What to produce
Print the rows exactly, starting at the line that contains "Itemize the components" and stopping after the line that contains "137, 104, 158]". Leave the pictures out of your answer.

Data for processing
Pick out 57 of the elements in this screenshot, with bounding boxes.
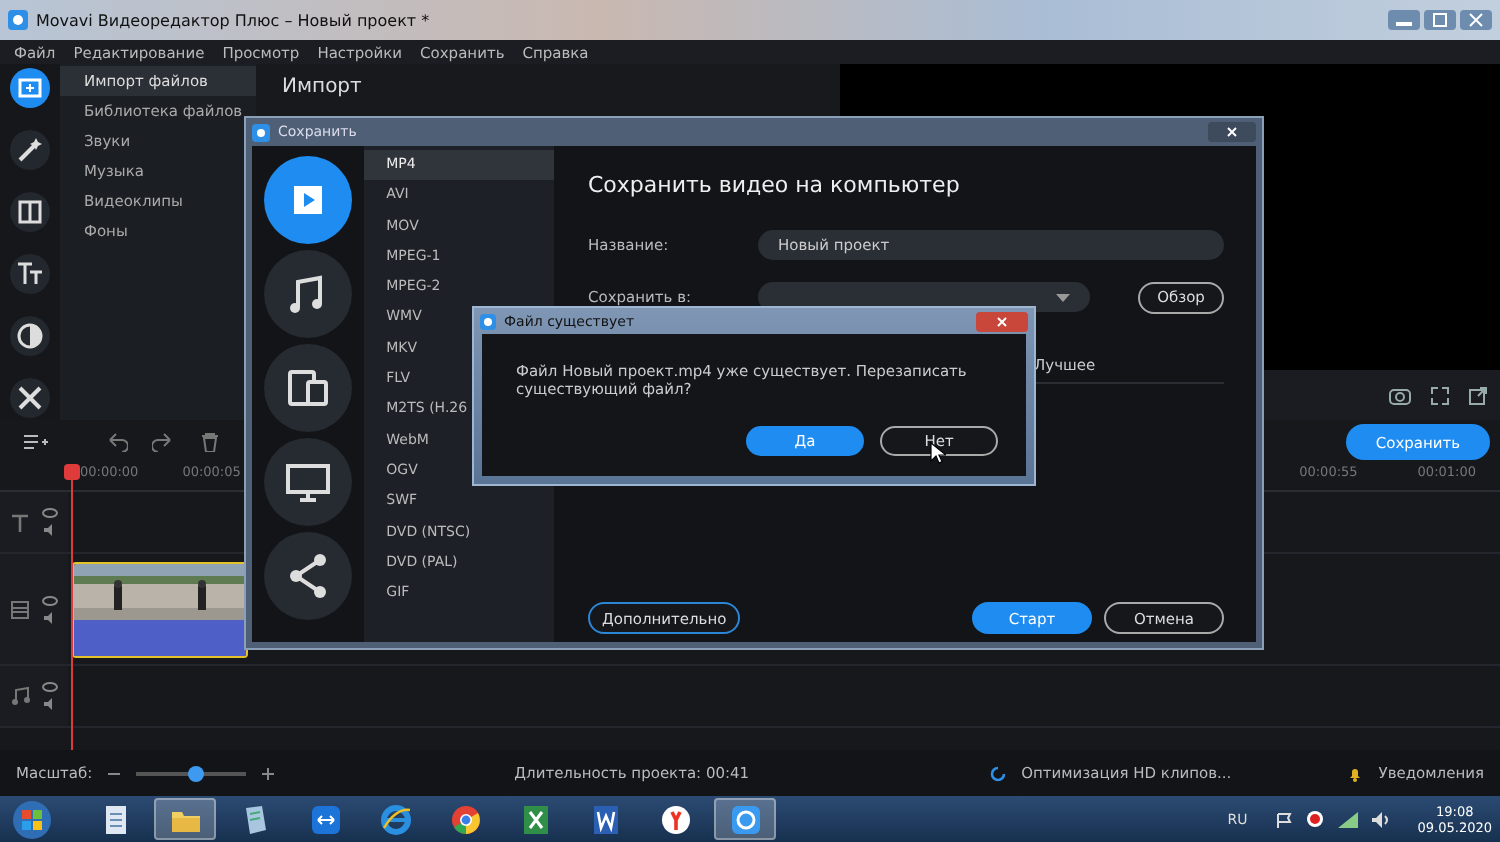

* * *

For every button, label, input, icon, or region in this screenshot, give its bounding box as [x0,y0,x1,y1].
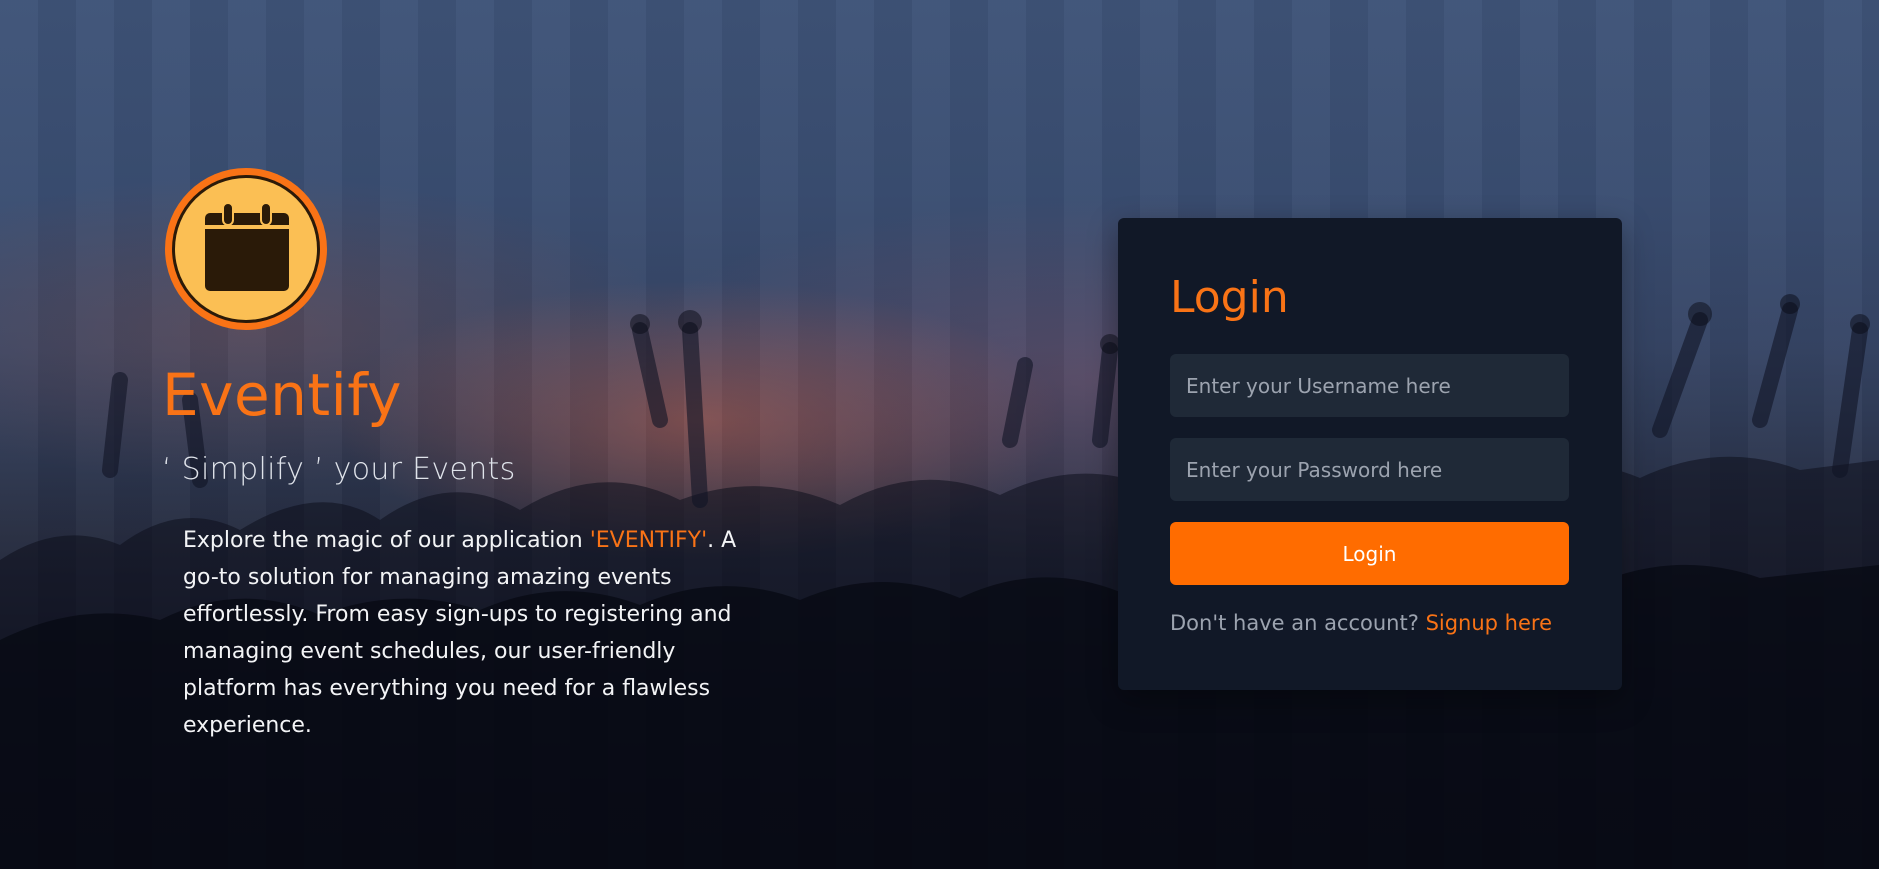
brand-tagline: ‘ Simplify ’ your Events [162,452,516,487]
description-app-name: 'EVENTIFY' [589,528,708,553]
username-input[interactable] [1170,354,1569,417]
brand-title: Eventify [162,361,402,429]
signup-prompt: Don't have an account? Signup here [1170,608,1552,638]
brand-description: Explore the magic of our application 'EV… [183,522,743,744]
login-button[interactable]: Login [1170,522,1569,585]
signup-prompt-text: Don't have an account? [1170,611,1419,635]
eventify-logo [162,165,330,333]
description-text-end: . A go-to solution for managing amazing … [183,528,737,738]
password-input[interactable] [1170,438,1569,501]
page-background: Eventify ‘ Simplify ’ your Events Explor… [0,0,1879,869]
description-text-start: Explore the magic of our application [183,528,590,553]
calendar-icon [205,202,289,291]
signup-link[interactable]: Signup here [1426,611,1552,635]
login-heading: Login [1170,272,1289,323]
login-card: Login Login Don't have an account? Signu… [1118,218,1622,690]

* * *

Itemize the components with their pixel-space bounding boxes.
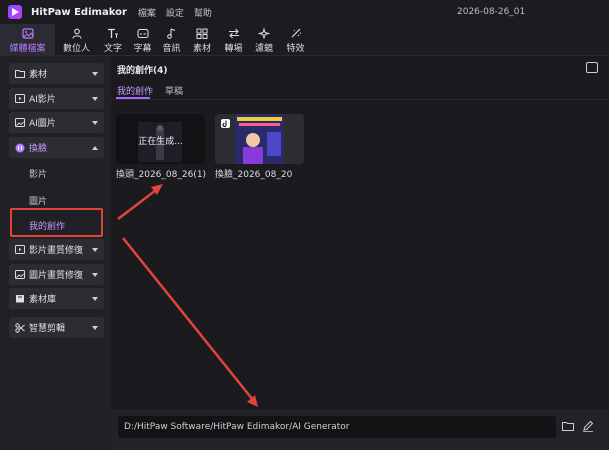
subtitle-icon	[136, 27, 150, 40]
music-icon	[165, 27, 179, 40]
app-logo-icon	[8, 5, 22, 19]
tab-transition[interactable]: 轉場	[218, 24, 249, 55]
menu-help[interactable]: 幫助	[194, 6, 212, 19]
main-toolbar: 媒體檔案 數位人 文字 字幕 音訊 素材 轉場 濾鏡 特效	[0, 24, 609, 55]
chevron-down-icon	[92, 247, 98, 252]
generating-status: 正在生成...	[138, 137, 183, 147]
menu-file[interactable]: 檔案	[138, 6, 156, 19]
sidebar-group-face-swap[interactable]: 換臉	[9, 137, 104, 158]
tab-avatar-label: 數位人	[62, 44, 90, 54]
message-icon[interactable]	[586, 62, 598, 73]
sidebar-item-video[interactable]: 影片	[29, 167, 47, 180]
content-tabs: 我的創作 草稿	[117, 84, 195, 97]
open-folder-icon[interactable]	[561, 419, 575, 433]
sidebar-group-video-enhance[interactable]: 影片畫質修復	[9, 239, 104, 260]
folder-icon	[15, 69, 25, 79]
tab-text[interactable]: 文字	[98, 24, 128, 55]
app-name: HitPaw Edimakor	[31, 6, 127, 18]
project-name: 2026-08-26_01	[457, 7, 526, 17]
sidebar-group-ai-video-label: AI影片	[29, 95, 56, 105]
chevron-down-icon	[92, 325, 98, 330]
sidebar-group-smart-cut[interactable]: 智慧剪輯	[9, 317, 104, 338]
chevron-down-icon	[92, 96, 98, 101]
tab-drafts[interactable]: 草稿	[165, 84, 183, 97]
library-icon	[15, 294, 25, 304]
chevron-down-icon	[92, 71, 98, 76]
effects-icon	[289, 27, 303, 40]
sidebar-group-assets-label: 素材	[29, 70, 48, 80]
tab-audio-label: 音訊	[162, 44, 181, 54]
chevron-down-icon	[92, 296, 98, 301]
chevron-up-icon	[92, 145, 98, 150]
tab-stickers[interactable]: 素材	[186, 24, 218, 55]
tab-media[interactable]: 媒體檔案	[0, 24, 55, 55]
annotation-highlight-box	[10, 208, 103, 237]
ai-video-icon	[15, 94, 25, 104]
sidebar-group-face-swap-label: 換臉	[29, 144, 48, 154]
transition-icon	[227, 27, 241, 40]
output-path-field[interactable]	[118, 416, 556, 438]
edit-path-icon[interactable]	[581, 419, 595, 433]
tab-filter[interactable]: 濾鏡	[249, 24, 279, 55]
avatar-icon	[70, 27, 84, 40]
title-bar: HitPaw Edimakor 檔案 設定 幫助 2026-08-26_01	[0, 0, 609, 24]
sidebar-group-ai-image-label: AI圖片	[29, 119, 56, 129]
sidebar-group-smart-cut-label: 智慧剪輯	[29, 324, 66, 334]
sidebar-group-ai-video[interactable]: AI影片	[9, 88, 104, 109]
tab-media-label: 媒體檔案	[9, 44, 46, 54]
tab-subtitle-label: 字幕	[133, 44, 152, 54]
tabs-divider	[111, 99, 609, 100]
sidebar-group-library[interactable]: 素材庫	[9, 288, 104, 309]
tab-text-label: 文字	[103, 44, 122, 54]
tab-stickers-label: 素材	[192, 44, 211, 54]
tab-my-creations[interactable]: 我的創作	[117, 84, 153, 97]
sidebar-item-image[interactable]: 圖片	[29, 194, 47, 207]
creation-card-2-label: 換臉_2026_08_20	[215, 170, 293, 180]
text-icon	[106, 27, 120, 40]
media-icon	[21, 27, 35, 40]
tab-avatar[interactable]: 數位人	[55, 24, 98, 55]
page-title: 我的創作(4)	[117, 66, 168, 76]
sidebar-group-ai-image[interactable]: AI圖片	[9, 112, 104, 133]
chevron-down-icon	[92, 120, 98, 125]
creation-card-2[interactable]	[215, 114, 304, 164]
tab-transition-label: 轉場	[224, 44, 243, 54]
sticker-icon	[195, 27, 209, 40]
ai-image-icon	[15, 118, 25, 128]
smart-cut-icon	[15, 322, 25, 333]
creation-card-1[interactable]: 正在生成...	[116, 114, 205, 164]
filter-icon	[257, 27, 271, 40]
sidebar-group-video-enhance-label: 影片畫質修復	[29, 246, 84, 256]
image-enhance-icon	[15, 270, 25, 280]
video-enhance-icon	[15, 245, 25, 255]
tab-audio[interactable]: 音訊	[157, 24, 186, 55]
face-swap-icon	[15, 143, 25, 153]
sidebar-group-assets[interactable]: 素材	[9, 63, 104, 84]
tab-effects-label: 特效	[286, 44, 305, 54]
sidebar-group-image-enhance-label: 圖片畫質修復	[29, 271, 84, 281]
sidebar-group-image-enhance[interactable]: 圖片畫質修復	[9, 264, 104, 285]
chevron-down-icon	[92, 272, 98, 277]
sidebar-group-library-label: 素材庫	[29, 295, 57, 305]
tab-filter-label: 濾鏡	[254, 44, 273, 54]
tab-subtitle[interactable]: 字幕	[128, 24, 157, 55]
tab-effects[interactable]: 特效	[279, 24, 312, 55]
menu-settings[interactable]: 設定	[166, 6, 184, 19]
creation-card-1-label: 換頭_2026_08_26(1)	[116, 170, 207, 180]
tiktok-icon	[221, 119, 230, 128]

Written response
Itemize the components with their pixel-space bounding boxes.
subtitle-icon	[136, 27, 150, 40]
music-icon	[165, 27, 179, 40]
app-logo-icon	[8, 5, 22, 19]
tab-transition[interactable]: 轉場	[218, 24, 249, 55]
menu-help[interactable]: 幫助	[194, 6, 212, 19]
main-toolbar: 媒體檔案 數位人 文字 字幕 音訊 素材 轉場 濾鏡 特效	[0, 24, 609, 55]
chevron-down-icon	[92, 247, 98, 252]
generating-status: 正在生成...	[138, 137, 183, 147]
menu-file[interactable]: 檔案	[138, 6, 156, 19]
sidebar-group-face-swap[interactable]: 換臉	[9, 137, 104, 158]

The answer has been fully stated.